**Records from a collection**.
────

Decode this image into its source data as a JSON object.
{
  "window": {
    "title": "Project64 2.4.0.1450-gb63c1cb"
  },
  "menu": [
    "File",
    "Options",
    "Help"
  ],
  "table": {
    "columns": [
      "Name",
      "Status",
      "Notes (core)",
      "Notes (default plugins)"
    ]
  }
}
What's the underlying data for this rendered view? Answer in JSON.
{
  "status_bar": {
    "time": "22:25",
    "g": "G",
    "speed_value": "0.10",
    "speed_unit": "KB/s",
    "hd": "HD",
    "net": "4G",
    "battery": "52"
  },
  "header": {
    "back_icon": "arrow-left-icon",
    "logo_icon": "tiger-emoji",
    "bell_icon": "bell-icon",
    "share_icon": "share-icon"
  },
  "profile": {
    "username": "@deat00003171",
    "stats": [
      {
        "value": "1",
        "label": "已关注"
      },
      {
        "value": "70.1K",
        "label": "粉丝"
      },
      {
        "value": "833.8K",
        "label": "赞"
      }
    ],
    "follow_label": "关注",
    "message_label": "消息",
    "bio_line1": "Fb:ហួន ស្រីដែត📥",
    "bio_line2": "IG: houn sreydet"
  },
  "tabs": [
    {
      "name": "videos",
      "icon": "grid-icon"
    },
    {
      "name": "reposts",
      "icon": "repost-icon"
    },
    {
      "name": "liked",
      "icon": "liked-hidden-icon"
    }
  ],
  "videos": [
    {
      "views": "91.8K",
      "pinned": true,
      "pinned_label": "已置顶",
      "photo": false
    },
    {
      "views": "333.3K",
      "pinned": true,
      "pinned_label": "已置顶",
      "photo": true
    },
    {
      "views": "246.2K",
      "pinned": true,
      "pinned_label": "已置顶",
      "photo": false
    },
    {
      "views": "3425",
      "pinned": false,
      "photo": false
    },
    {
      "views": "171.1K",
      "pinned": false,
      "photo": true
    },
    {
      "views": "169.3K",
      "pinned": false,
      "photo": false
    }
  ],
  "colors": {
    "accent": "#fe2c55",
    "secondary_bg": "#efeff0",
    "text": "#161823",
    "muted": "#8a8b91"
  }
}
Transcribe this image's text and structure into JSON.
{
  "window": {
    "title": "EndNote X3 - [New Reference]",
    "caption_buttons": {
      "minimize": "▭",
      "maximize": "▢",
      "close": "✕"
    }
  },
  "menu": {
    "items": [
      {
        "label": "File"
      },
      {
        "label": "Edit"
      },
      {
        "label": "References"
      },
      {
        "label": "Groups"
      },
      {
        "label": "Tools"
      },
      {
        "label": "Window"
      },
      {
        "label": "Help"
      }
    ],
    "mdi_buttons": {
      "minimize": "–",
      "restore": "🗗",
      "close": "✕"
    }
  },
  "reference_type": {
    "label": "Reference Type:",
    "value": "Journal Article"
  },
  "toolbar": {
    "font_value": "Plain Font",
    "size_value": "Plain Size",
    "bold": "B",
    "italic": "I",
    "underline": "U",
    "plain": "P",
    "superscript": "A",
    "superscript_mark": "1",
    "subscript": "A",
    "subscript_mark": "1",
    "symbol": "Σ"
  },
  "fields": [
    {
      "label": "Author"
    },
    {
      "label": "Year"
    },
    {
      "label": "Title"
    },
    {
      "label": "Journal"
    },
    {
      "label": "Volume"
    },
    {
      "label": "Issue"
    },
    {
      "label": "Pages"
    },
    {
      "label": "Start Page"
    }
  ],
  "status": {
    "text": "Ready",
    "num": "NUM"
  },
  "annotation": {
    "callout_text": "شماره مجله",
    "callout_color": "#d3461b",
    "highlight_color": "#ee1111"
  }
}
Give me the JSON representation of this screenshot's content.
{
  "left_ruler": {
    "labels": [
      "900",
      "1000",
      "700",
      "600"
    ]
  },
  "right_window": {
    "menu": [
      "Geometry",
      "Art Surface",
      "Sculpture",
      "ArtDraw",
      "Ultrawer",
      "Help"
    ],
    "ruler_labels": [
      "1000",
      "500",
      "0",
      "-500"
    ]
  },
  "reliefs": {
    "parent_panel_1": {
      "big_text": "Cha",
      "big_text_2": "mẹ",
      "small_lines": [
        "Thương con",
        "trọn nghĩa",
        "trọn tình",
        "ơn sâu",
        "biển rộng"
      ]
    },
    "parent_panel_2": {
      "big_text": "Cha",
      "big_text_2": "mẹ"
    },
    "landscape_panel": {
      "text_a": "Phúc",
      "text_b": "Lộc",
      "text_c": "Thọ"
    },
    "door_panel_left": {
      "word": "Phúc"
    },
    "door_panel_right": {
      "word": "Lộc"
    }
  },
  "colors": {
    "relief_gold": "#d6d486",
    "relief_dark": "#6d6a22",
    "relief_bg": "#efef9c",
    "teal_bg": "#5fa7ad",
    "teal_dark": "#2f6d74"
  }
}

────

**SET TASK**. Reproduce each entry exactly, leaving out nothing.

**EXERCISE RESULT**.
Decode this image into its source data as a JSON object.
{
  "window": {
    "title": "Project64 2.4.0.1450-gb63c1cb"
  },
  "menu": [
    "File",
    "Options",
    "Help"
  ],
  "table": {
    "columns": [
      "Name",
      "Status",
      "Notes (core)",
      "Notes (default plugins)"
    ]
  }
}
What's the underlying data for this rendered view? Answer in JSON.
{
  "status_bar": {
    "time": "22:25",
    "g": "G",
    "speed_value": "0.10",
    "speed_unit": "KB/s",
    "hd": "HD",
    "net": "4G",
    "battery": "52"
  },
  "header": {
    "back_icon": "arrow-left-icon",
    "logo_icon": "tiger-emoji",
    "bell_icon": "bell-icon",
    "share_icon": "share-icon"
  },
  "profile": {
    "username": "@deat00003171",
    "stats": [
      {
        "value": "1",
        "label": "已关注"
      },
      {
        "value": "70.1K",
        "label": "粉丝"
      },
      {
        "value": "833.8K",
        "label": "赞"
      }
    ],
    "follow_label": "关注",
    "message_label": "消息",
    "bio_line1": "Fb:ហួន ស្រីដែត📥",
    "bio_line2": "IG: houn sreydet"
  },
  "tabs": [
    {
      "name": "videos",
      "icon": "grid-icon"
    },
    {
      "name": "reposts",
      "icon": "repost-icon"
    },
    {
      "name": "liked",
      "icon": "liked-hidden-icon"
    }
  ],
  "videos": [
    {
      "views": "91.8K",
      "pinned": true,
      "pinned_label": "已置顶",
      "photo": false
    },
    {
      "views": "333.3K",
      "pinned": true,
      "pinned_label": "已置顶",
      "photo": true
    },
    {
      "views": "246.2K",
      "pinned": true,
      "pinned_label": "已置顶",
      "photo": false
    },
    {
      "views": "3425",
      "pinned": false,
      "photo": false
    },
    {
      "views": "171.1K",
      "pinned": false,
      "photo": true
    },
    {
      "views": "169.3K",
      "pinned": false,
      "photo": false
    }
  ],
  "colors": {
    "accent": "#fe2c55",
    "secondary_bg": "#efeff0",
    "text": "#161823",
    "muted": "#8a8b91"
  }
}
Transcribe this image's text and structure into JSON.
{
  "window": {
    "title": "EndNote X3 - [New Reference]",
    "caption_buttons": {
      "minimize": "▭",
      "maximize": "▢",
      "close": "✕"
    }
  },
  "menu": {
    "items": [
      {
        "label": "File"
      },
      {
        "label": "Edit"
      },
      {
        "label": "References"
      },
      {
        "label": "Groups"
      },
      {
        "label": "Tools"
      },
      {
        "label": "Window"
      },
      {
        "label": "Help"
      }
    ],
    "mdi_buttons": {
      "minimize": "–",
      "restore": "🗗",
      "close": "✕"
    }
  },
  "reference_type": {
    "label": "Reference Type:",
    "value": "Journal Article"
  },
  "toolbar": {
    "font_value": "Plain Font",
    "size_value": "Plain Size",
    "bold": "B",
    "italic": "I",
    "underline": "U",
    "plain": "P",
    "superscript": "A",
    "superscript_mark": "1",
    "subscript": "A",
    "subscript_mark": "1",
    "symbol": "Σ"
  },
  "fields": [
    {
      "label": "Author"
    },
    {
      "label": "Year"
    },
    {
      "label": "Title"
    },
    {
      "label": "Journal"
    },
    {
      "label": "Volume"
    },
    {
      "label": "Issue"
    },
    {
      "label": "Pages"
    },
    {
      "label": "Start Page"
    }
  ],
  "status": {
    "text": "Ready",
    "num": "NUM"
  },
  "annotation": {
    "callout_text": "شماره مجله",
    "callout_color": "#d3461b",
    "highlight_color": "#ee1111"
  }
}
Give me the JSON representation of this screenshot's content.
{
  "left_ruler": {
    "labels": [
      "900",
      "1000",
      "700",
      "600"
    ]
  },
  "right_window": {
    "menu": [
      "Geometry",
      "Art Surface",
      "Sculpture",
      "ArtDraw",
      "Ultrawer",
      "Help"
    ],
    "ruler_labels": [
      "1000",
      "500",
      "0",
      "-500"
    ]
  },
  "reliefs": {
    "parent_panel_1": {
      "big_text": "Cha",
      "big_text_2": "mẹ",
      "small_lines": [
        "Thương con",
        "trọn nghĩa",
        "trọn tình",
        "ơn sâu",
        "biển rộng"
      ]
    },
    "parent_panel_2": {
      "big_text": "Cha",
      "big_text_2": "mẹ"
    },
    "landscape_panel": {
      "text_a": "Phúc",
      "text_b": "Lộc",
      "text_c": "Thọ"
    },
    "door_panel_left": {
      "word": "Phúc"
    },
    "door_panel_right": {
      "word": "Lộc"
    }
  },
  "colors": {
    "relief_gold": "#d6d486",
    "relief_dark": "#6d6a22",
    "relief_bg": "#efef9c",
    "teal_bg": "#5fa7ad",
    "teal_dark": "#2f6d74"
  }
}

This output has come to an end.